Copy the material below word for word, leaving out the pictures.

+ + + + +

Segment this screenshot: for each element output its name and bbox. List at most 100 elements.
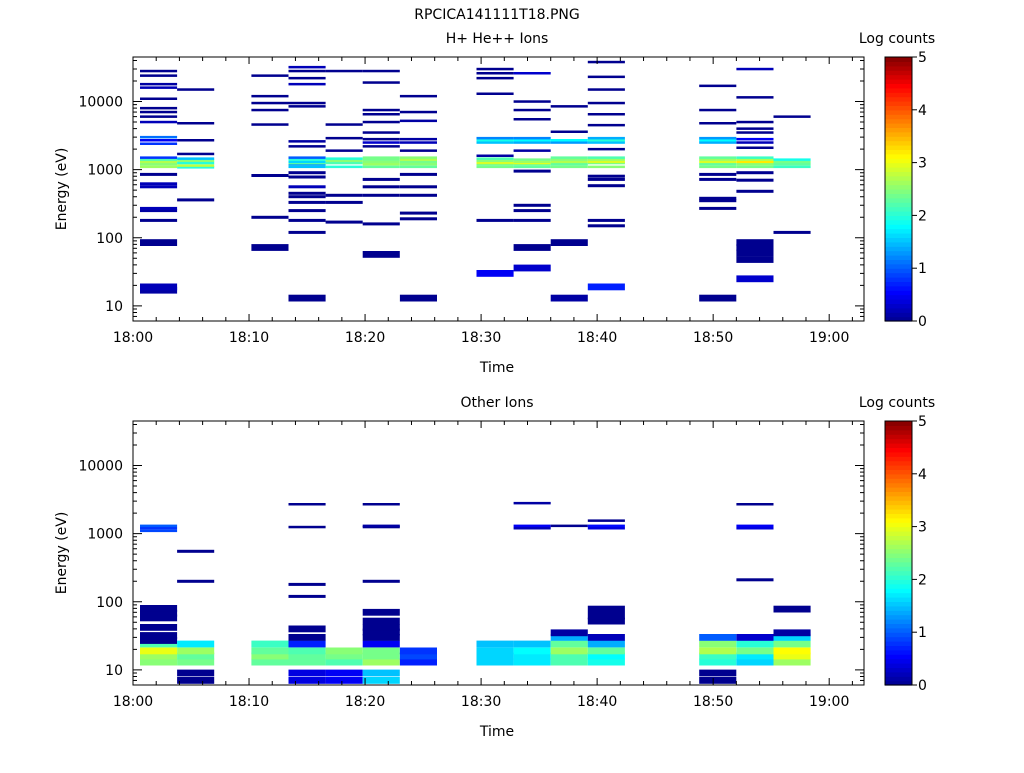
heatmap-cell [773,605,811,613]
colorbar-swatch [885,566,912,572]
colorbar-swatch [885,641,912,646]
heatmap-cell [587,177,625,181]
colorbar-swatch [885,478,912,484]
heatmap-cell [773,115,811,118]
heatmap-cell [140,165,178,169]
heatmap-cell [399,658,437,666]
heatmap-cell [362,69,400,73]
colorbar-swatch [885,131,912,137]
heatmap-cell [362,647,400,655]
colorbar-swatch [885,74,912,80]
heatmap-cell [140,624,178,631]
heatmap-cell [362,108,400,112]
heatmap-cell [476,136,514,140]
colorbar-swatch [885,184,912,190]
heatmap-cell [699,177,737,181]
colorbar-swatch [885,79,912,84]
colorbar-tick-label: 1 [918,625,927,641]
heatmap-cell [587,658,625,666]
heatmap-cell [362,251,400,258]
heatmap-cell [140,647,178,655]
heatmap-cell [773,629,811,637]
heatmap-cell [140,658,178,666]
colorbar-swatch [885,294,912,300]
axes: 18:00 18:10 18:20 18:30 18:40 18:50 19:00 10 100… [78,421,864,710]
heatmap-cell [550,629,588,637]
heatmap-cell [587,605,625,613]
heatmap-cell [587,136,625,140]
heatmap-cell [251,244,289,251]
heatmap-cell [399,158,437,161]
heatmap-cell [362,617,400,625]
heatmap-cell [251,652,289,660]
colorbar-swatch [885,61,912,67]
heatmap-cell [476,658,514,666]
colorbar-swatch [885,233,912,238]
heatmap-cell [476,270,514,277]
heatmap-cell [288,82,326,86]
colorbar-swatch [885,277,912,282]
colorbar-swatch [885,206,912,212]
heatmap-cell [362,652,400,660]
colorbar-swatch [885,447,912,453]
colorbar-swatch [885,465,912,470]
heatmap-cell [736,67,774,71]
heatmap-cell [736,256,774,263]
colorbar-swatch [885,443,912,448]
heatmap-cell [587,527,625,530]
heatmap-cell [288,65,326,69]
heatmap-cell [399,160,437,164]
heatmap-cell [362,163,400,166]
colorbar-swatch [885,495,912,501]
heatmap-cell [550,160,588,164]
heatmap-cell [288,171,326,175]
colorbar-swatch [885,268,912,274]
heatmap-cells [140,60,811,302]
heatmap-cell [177,640,215,648]
heatmap-cell [288,594,326,598]
heatmap-cell [550,141,588,144]
colorbar-swatch [885,548,912,554]
heatmap-cell [773,640,811,648]
colorbar: 0 1 2 3 4 5 [884,50,927,330]
colorbar-swatch [885,509,912,514]
heatmap-cell [288,145,326,148]
colorbar-swatch [885,676,912,682]
heatmap-cell [736,189,774,193]
heatmap-cell [362,113,400,116]
colorbar: 0 1 2 3 4 5 [884,414,927,694]
heatmap-cell [699,640,737,648]
colorbar-swatch [885,70,912,76]
colorbar-swatch [885,101,912,106]
heatmap-cell [736,647,774,655]
heatmap-cell [513,527,551,530]
heatmap-cell [140,135,178,139]
heatmap-cell [587,60,625,64]
colorbar-swatch [885,438,912,444]
heatmap-cell [736,120,774,124]
heatmap-cell [513,118,551,121]
heatmap-cell [736,239,774,246]
y-tick-label: 1000 [87,527,123,543]
panel-h-he-ions: H+ He++ Ions 18:00 18:10 18:20 18:30 18:40 18… [54,31,935,376]
x-tick-label: 18:00 [113,330,153,346]
heatmap-cell [140,160,178,164]
colorbar-swatch [885,241,912,247]
heatmap-cell [399,149,437,152]
heatmap-cell [362,185,400,189]
colorbar-swatch [885,504,912,510]
colorbar-swatch [885,158,912,164]
heatmap-cell [288,640,326,648]
heatmap-cells [140,501,811,684]
x-tick-label: 18:10 [229,330,269,346]
y-tick-label: 10 [105,299,123,315]
heatmap-cell [288,185,326,189]
colorbar-swatch [885,285,912,291]
colorbar-swatch [885,127,912,133]
colorbar-swatch [885,460,912,466]
heatmap-cell [736,640,774,648]
heatmap-cell [288,101,326,105]
heatmap-cell [140,74,178,77]
heatmap-cell [288,669,326,677]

+ + + + +

**Answer for the task:**
Segment this screenshot: for each element output its name and bbox. List at most 100 elements.
heatmap-cell [773,605,811,613]
colorbar-swatch [885,566,912,572]
colorbar-swatch [885,641,912,646]
heatmap-cell [587,177,625,181]
colorbar-swatch [885,478,912,484]
heatmap-cell [773,115,811,118]
heatmap-cell [140,165,178,169]
heatmap-cell [399,658,437,666]
heatmap-cell [362,69,400,73]
colorbar-swatch [885,131,912,137]
heatmap-cell [362,647,400,655]
colorbar-swatch [885,74,912,80]
heatmap-cell [140,624,178,631]
heatmap-cell [362,108,400,112]
heatmap-cell [476,136,514,140]
colorbar-swatch [885,184,912,190]
heatmap-cell [699,177,737,181]
colorbar-swatch [885,79,912,84]
colorbar-tick-label: 1 [918,625,927,641]
heatmap-cell [587,658,625,666]
heatmap-cell [362,251,400,258]
heatmap-cell [140,647,178,655]
heatmap-cell [773,629,811,637]
heatmap-cell [140,658,178,666]
colorbar-swatch [885,294,912,300]
axes: 18:00 18:10 18:20 18:30 18:40 18:50 19:00 10 100… [78,421,864,710]
heatmap-cell [550,629,588,637]
heatmap-cell [587,605,625,613]
heatmap-cell [587,136,625,140]
heatmap-cell [251,244,289,251]
heatmap-cell [399,158,437,161]
heatmap-cell [362,617,400,625]
heatmap-cell [251,652,289,660]
colorbar-swatch [885,61,912,67]
heatmap-cell [476,658,514,666]
colorbar-swatch [885,233,912,238]
heatmap-cell [476,270,514,277]
heatmap-cell [288,82,326,86]
colorbar-swatch [885,277,912,282]
colorbar-swatch [885,206,912,212]
heatmap-cell [362,652,400,660]
colorbar-swatch [885,447,912,453]
colorbar-swatch [885,465,912,470]
heatmap-cell [736,67,774,71]
heatmap-cell [736,256,774,263]
colorbar-swatch [885,443,912,448]
heatmap-cell [587,527,625,530]
heatmap-cell [288,65,326,69]
heatmap-cell [399,160,437,164]
heatmap-cell [362,163,400,166]
colorbar-swatch [885,495,912,501]
heatmap-cell [550,160,588,164]
heatmap-cell [288,171,326,175]
colorbar-swatch [885,268,912,274]
heatmap-cells [140,60,811,302]
heatmap-cell [177,640,215,648]
heatmap-cell [288,594,326,598]
heatmap-cell [550,141,588,144]
colorbar-swatch [885,548,912,554]
heatmap-cell [773,640,811,648]
colorbar: 0 1 2 3 4 5 [884,50,927,330]
colorbar-swatch [885,509,912,514]
heatmap-cell [288,145,326,148]
colorbar-swatch [885,676,912,682]
heatmap-cell [736,189,774,193]
heatmap-cell [362,113,400,116]
colorbar: 0 1 2 3 4 5 [884,414,927,694]
heatmap-cell [699,640,737,648]
colorbar-swatch [885,70,912,76]
colorbar-swatch [885,101,912,106]
heatmap-cell [736,647,774,655]
heatmap-cell [513,527,551,530]
heatmap-cell [140,135,178,139]
heatmap-cell [587,60,625,64]
colorbar-swatch [885,438,912,444]
heatmap-cell [736,120,774,124]
heatmap-cell [513,118,551,121]
heatmap-cell [736,239,774,246]
y-tick-label: 1000 [87,527,123,543]
panel-h-he-ions: H+ He++ Ions 18:00 18:10 18:20 18:30 18:40 18… [54,31,935,376]
x-tick-label: 18:00 [113,330,153,346]
heatmap-cell [140,160,178,164]
colorbar-swatch [885,241,912,247]
heatmap-cell [399,149,437,152]
heatmap-cell [362,185,400,189]
colorbar-swatch [885,504,912,510]
colorbar-swatch [885,158,912,164]
heatmap-cell [288,640,326,648]
heatmap-cells [140,501,811,684]
x-tick-label: 18:10 [229,330,269,346]
y-tick-label: 10 [105,299,123,315]
heatmap-cell [288,185,326,189]
colorbar-swatch [885,285,912,291]
colorbar-swatch [885,127,912,133]
colorbar-swatch [885,460,912,466]
heatmap-cell [736,640,774,648]
heatmap-cell [288,101,326,105]
heatmap-cell [140,74,178,77]
heatmap-cell [288,669,326,677]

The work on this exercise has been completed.